*Required work:*
Exactly repeat all the records below, omitting the images they hold.

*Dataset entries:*

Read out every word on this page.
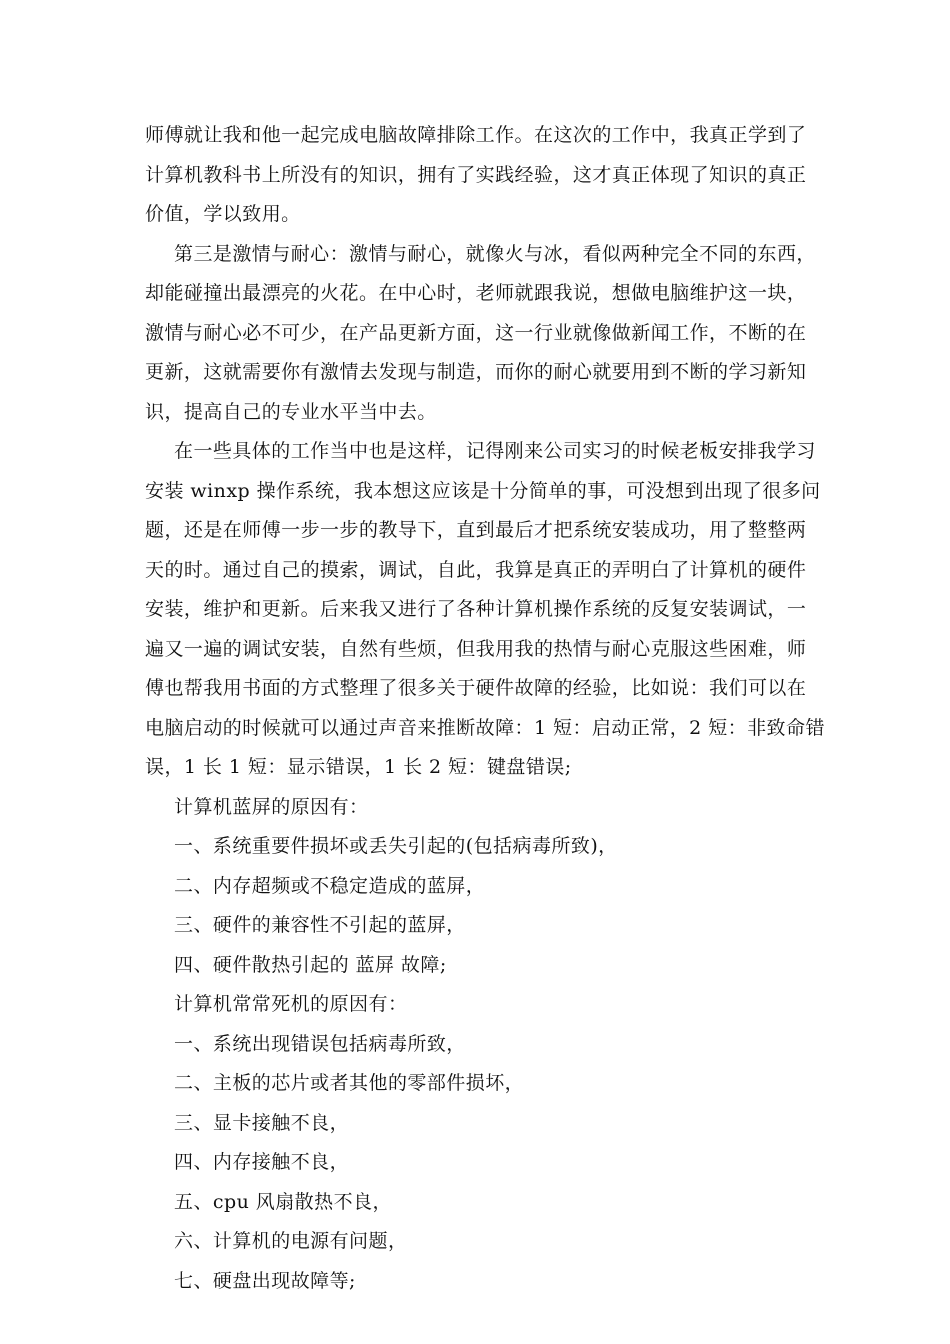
师傅就让我和他一起完成电脑故障排除工作。在这次的工作中，我真正学到了
计算机教科书上所没有的知识，拥有了实践经验，这才真正体现了知识的真正
价值，学以致用。
第三是激情与耐心：激情与耐心，就像火与冰，看似两种完全不同的东西，
却能碰撞出最漂亮的火花。在中心时，老师就跟我说，想做电脑维护这一块，
激情与耐心必不可少，在产品更新方面，这一行业就像做新闻工作，不断的在
更新，这就需要你有激情去发现与制造，而你的耐心就要用到不断的学习新知
识，提高自己的专业水平当中去。
在一些具体的工作当中也是这样，记得刚来公司实习的时候老板安排我学习
安装 winxp 操作系统，我本想这应该是十分简单的事，可没想到出现了很多问
题，还是在师傅一步一步的教导下，直到最后才把系统安装成功，用了整整两
天的时。通过自己的摸索，调试，自此，我算是真正的弄明白了计算机的硬件
安装，维护和更新。后来我又进行了各种计算机操作系统的反复安装调试，一
遍又一遍的调试安装，自然有些烦，但我用我的热情与耐心克服这些困难，师
傅也帮我用书面的方式整理了很多关于硬件故障的经验，比如说：我们可以在
电脑启动的时候就可以通过声音来推断故障：1 短：启动正常，2 短：非致命错
误，1 长 1 短：显示错误，1 长 2 短：键盘错误;
计算机蓝屏的原因有：
一、系统重要件损坏或丢失引起的(包括病毒所致)，
二、内存超频或不稳定造成的蓝屏，
三、硬件的兼容性不引起的蓝屏，
四、硬件散热引起的 蓝屏 故障;
计算机常常死机的原因有：
一、系统出现错误包括病毒所致，
二、主板的芯片或者其他的零部件损坏，
三、显卡接触不良，
四、内存接触不良，
五、cpu 风扇散热不良，
六、计算机的电源有问题，
七、硬盘出现故障等;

*Completed task:*
Read out every word on this page.
师傅就让我和他一起完成电脑故障排除工作。在这次的工作中，我真正学到了
计算机教科书上所没有的知识，拥有了实践经验，这才真正体现了知识的真正
价值，学以致用。
第三是激情与耐心：激情与耐心，就像火与冰，看似两种完全不同的东西，
却能碰撞出最漂亮的火花。在中心时，老师就跟我说，想做电脑维护这一块，
激情与耐心必不可少，在产品更新方面，这一行业就像做新闻工作，不断的在
更新，这就需要你有激情去发现与制造，而你的耐心就要用到不断的学习新知
识，提高自己的专业水平当中去。
在一些具体的工作当中也是这样，记得刚来公司实习的时候老板安排我学习
安装 winxp 操作系统，我本想这应该是十分简单的事，可没想到出现了很多问
题，还是在师傅一步一步的教导下，直到最后才把系统安装成功，用了整整两
天的时。通过自己的摸索，调试，自此，我算是真正的弄明白了计算机的硬件
安装，维护和更新。后来我又进行了各种计算机操作系统的反复安装调试，一
遍又一遍的调试安装，自然有些烦，但我用我的热情与耐心克服这些困难，师
傅也帮我用书面的方式整理了很多关于硬件故障的经验，比如说：我们可以在
电脑启动的时候就可以通过声音来推断故障：1 短：启动正常，2 短：非致命错
误，1 长 1 短：显示错误，1 长 2 短：键盘错误;
计算机蓝屏的原因有：
一、系统重要件损坏或丢失引起的(包括病毒所致)，
二、内存超频或不稳定造成的蓝屏，
三、硬件的兼容性不引起的蓝屏，
四、硬件散热引起的 蓝屏 故障;
计算机常常死机的原因有：
一、系统出现错误包括病毒所致，
二、主板的芯片或者其他的零部件损坏，
三、显卡接触不良，
四、内存接触不良，
五、cpu 风扇散热不良，
六、计算机的电源有问题，
七、硬盘出现故障等;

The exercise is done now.